* **Texte source**
"""

La presse française est devenue une véritable poupée russe : un quotidien ou un magazine appartient à une structure regroupant plusieurs titres et elle-même contrôlée par une banque ou un milliardaire. Le quotidien Le Progrès n’échappe pas à ce schéma, il appartient au groupe Est-Bourgogne-Rhône-Alpes (EBRA) lui-même contrôlé par le Crédit mutuel Alliance Fédérale. Devant cet état de fait, les lecteurs sont en droit de savoir qui écrit les articles : un journaliste attaché à la recherche de la vérité ou un salarié de la branche information d’un groupe bancaire ?
Un acteur régional de poids
Le quotidien Le Progrès est un acteur de poids de la presse régionale. Avec plus de 140 000 exemplaires diffusés chaque jour, il est devenu depuis sa modeste création en 1859 un acteur médiatique incontournable dans les départements du Rhône, de l’Ain, du Nord-Isère, de la Loire, de la Haute-Loire et du Jura. Même avec le développement d’internet et des réseaux sociaux, Le Progrès, avec ses 263 journalistes et 1 800 correspondants locaux, continue de donner le ton dans ses lieux de diffusion.
Pourtant, derrière les chiffres florissants revendiqués de 9,2 millions de visiteurs uniques par mois ou des centaines de milliers d’abonnés sur Twitter et Facebook, la réalité montre une tendance à la baisse des ventes et des abonnés.
Le Crédit Mutuel prend le contrôle du Progrès et d’une partie de la presse quotidienne régionale
Moins d’acheteurs ou d’abonnés, ce sont des rentrées d’argent en moins chaque jour, et donc des pertes annuelles (271 000€ en 2021, 5,4 millions en 2020 ou 23 millions en 2018).
Depuis 1986, Le Progrès a changé trois fois de propriétaire, d’abord Robert Hersant (1986 à 2004) ; puis le groupe Dassault (2004 à 2009) ; enfin depuis 2009, Le Progrès appartient au groupe Est-Bourgogne-Rhône-Alpes (EBRA) propriété de la banque Crédit Mutuel Alliance Fédérale. Au total, ce sont 9 quotidiens régionaux avec Le Progrès, L’Alsace, Le Bien public, Le Dauphiné libéré, Dernières Nouvelles d’Alsace, L’Est républicain, Le Journal de Saône-et-Loire, Le Républicain lorrain et Vosges Matin qui sont dans l’escarcelle du groupe EBRA, devenant ainsi le premier groupe de presse quotidienne régionale (PQR).

"""

* **Extraits d'un jeu de données de figures**
"""

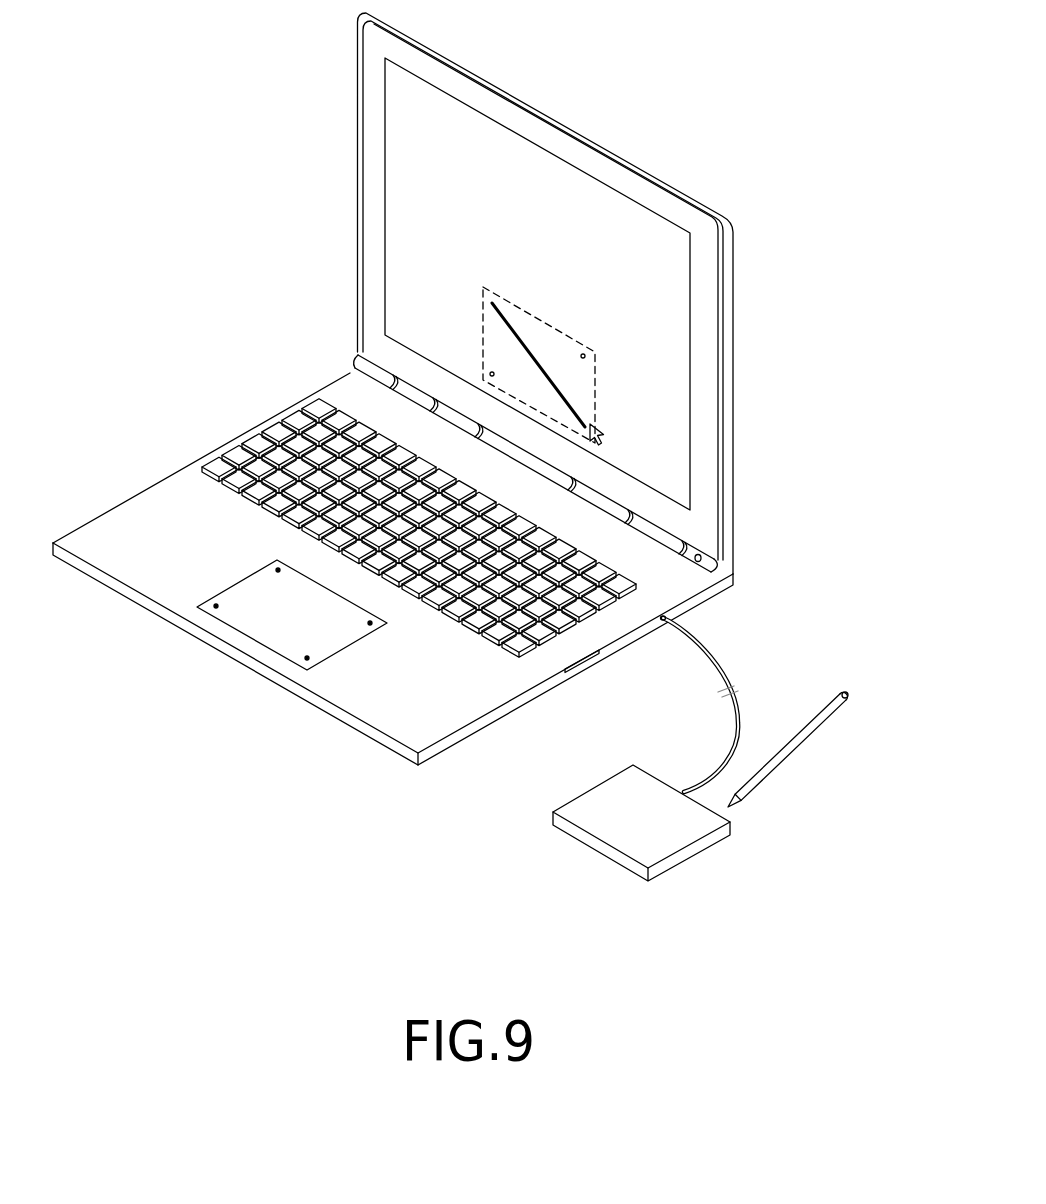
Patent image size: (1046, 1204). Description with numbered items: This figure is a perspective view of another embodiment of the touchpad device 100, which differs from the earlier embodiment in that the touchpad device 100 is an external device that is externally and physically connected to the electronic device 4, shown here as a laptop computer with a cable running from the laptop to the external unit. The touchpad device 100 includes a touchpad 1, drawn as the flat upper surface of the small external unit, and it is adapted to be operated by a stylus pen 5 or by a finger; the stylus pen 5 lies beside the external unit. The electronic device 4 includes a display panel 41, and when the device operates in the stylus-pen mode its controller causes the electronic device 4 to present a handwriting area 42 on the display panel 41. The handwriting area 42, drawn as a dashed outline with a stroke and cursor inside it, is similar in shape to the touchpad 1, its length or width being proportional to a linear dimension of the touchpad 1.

The electronic device 4 is at (432, 389).
The display panel 41 is at (675, 355).
The handwriting area 42 is at (482, 338).
The touchpad device 100 is at (675, 855).
The touchpad 1 is at (608, 838).
The stylus pen 5 is at (792, 755).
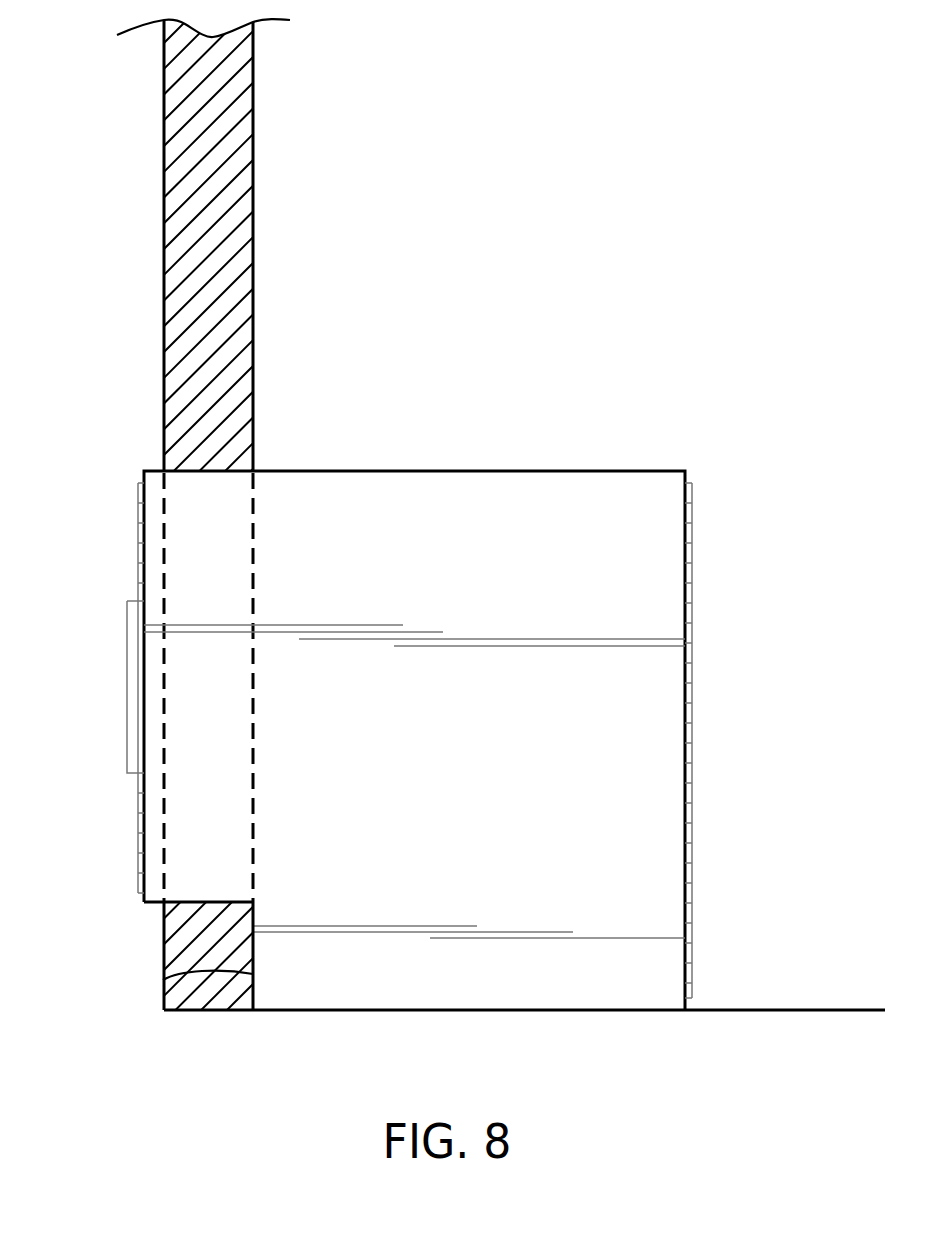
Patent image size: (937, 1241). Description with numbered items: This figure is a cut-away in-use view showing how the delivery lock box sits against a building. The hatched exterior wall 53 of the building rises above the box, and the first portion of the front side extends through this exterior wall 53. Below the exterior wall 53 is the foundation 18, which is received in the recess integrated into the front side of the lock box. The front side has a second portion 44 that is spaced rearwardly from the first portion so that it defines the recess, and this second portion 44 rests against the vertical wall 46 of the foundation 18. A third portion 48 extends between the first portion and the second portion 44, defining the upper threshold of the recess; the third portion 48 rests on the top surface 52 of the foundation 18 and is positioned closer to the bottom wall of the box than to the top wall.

The exterior wall 53 is at (164, 350).
The top surface 52 is at (190, 900).
The foundation 18 is at (165, 923).
The third portion 48 is at (212, 903).
The second portion 44 is at (163, 980).
The vertical wall 46 is at (253, 986).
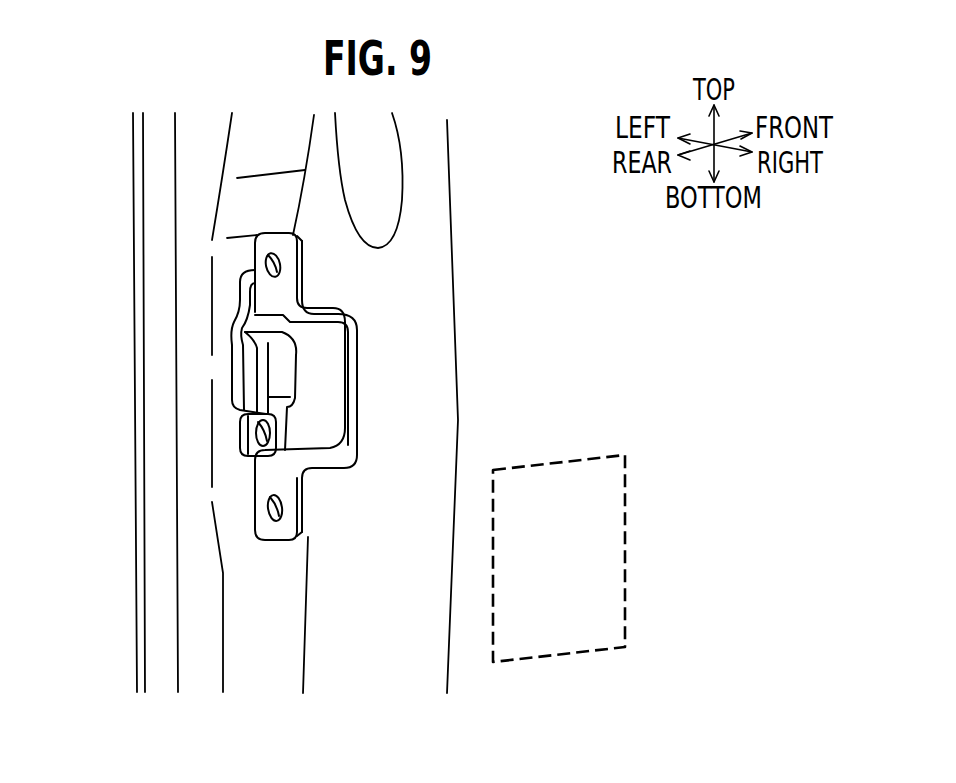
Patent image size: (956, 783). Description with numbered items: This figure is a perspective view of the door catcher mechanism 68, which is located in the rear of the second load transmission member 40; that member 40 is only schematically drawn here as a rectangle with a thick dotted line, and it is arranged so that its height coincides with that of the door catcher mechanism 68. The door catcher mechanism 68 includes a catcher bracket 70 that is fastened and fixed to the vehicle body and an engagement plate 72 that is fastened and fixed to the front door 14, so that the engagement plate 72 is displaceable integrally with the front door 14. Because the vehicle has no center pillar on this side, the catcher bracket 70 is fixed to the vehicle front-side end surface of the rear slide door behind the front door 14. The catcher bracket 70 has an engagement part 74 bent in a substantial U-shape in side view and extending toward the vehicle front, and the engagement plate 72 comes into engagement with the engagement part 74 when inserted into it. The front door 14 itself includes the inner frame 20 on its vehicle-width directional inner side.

The front door 14 is at (112, 520).
The inner frame 20 is at (530, 428).
The second load transmission member 40 is at (627, 507).
The door catcher mechanism 68 is at (383, 391).
The catcher bracket 70 is at (331, 477).
The engagement plate 72 is at (232, 370).
The engagement part 74 is at (358, 387).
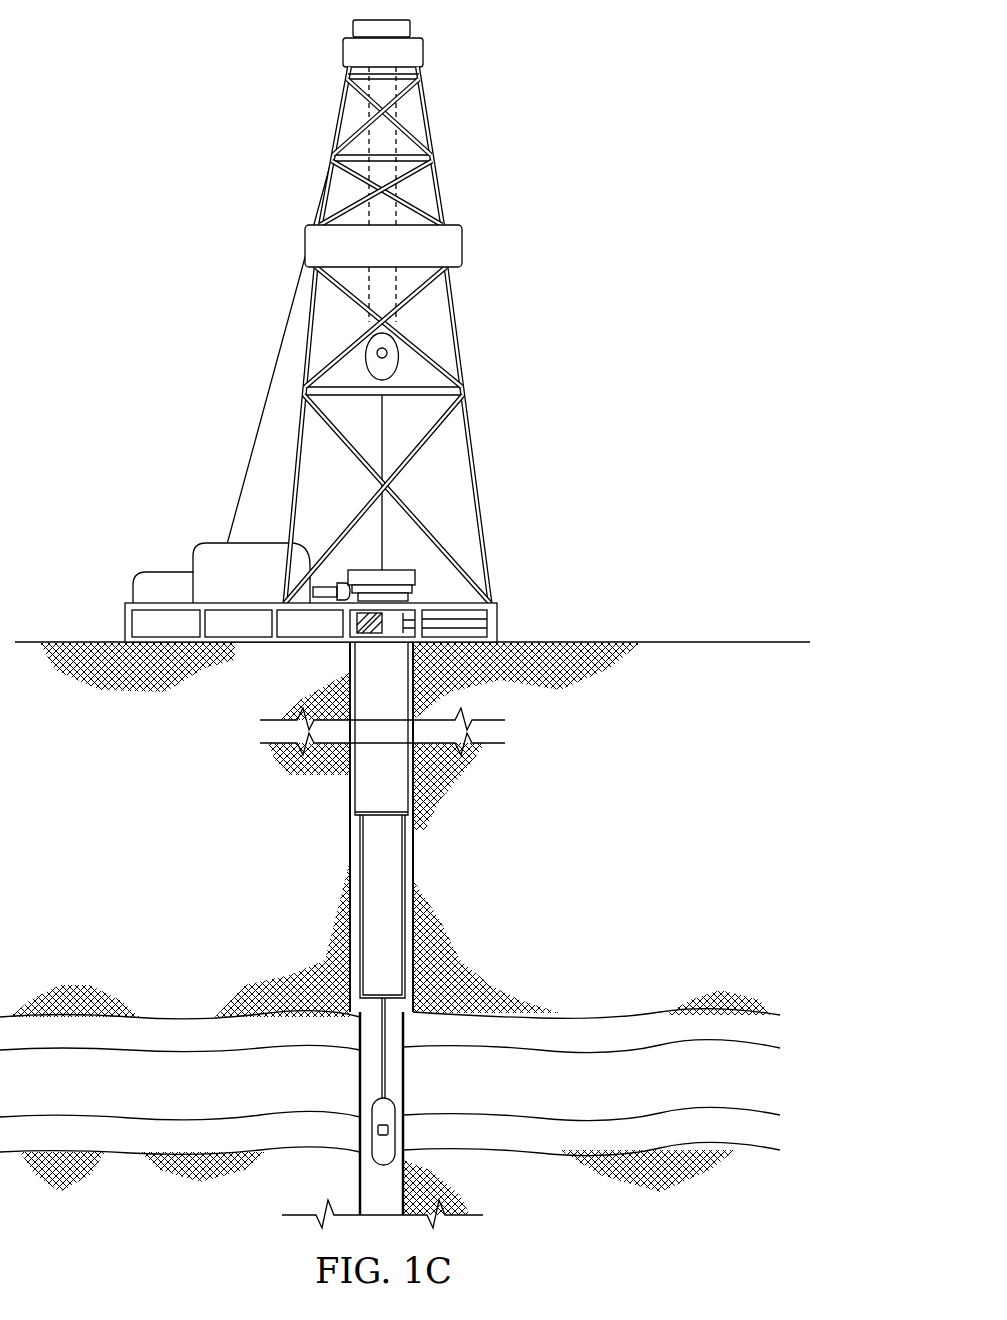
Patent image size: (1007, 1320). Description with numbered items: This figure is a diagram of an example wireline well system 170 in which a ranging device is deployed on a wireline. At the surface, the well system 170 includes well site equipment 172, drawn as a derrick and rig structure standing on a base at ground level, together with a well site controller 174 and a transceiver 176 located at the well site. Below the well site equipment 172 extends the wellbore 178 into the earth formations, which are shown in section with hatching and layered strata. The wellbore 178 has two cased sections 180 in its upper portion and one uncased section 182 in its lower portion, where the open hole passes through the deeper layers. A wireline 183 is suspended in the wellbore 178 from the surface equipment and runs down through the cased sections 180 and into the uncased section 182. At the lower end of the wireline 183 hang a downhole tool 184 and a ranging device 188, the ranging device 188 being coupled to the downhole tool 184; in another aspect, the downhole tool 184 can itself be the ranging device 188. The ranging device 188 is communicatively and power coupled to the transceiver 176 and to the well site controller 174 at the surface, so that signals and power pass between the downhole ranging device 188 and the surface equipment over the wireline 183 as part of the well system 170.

"""

* **Travail demandé**
1. D'après le texte source sur Le Progrès, depuis quelle année ce quotidien appartient-il au groupe EBRA ?
2. Poursuivez le texte source sur Le Progrès après sa dernière phrase.

* **Réponses point par point**
1. Depuis 2009.

2.
Illustration : Carte des quotidiens détenus par le groupe EBRA avec leur aire de diffusion. Source : Wikipedia
Au moment où les quotidiens régionaux n’ont jamais été aussi mal-en-point, pourquoi le Crédit Mutuel continue-t-il de renflouer des journaux « qui enregistrent chaque année d’importantes pertes financières » ? Pourquoi le Crédit Mutuel investit-il « lourdement pour redresser le groupe EBRA » avec des pertes oscillant entre 50 à 60 millions d’euros par an entre 2016 et 2020 ?
C’est l’éternelle question que l’on peut se poser devant les sommes astronomiques que des milliardaires comme Patrick Drahi (BFM, I24NEWS, Libération) ou le Crédit Mutuel Alliance Fédérale investissent chaque année en pure perte pour renflouer les caisses de journaux sans cesse en déficit.
Le Crédit Mutuel-EBRA s’offre une puissance de frappe politique, économique et culturelle
La réponse est simple, ils ne sont pas venus gagner de l’argent mais s’acheter une puissance de frappe médiatique, une influence politique, économique et culturelle. Avec ses 850 000 exemplaires papiers vendus chaque jour à travers ses neuf quotidiens régionaux diffusés dans vingt-trois départements de l’Est, le Crédit Mutuel peut peser et, selon le président du groupe bancaire, Nicolas Théry, « participer au débat démocratique, social et culturel dans nos régions. » (lien : https://www.lefigaro.fr/medias/desormais-a-l-equilibre-ebra-repart-de-l-avant-20211001).
Le président du Crédit Mutuel appelle à voter pour son client, Emmanuel Macron
« Je n’ai pas hésité [à appeler à voter pour Emmanuel Macron]. Je savais que je devais le faire et l’assumer au regard des valeurs du groupe que je dirige. »
Nicolas Théry, Libération 22 avril 2022.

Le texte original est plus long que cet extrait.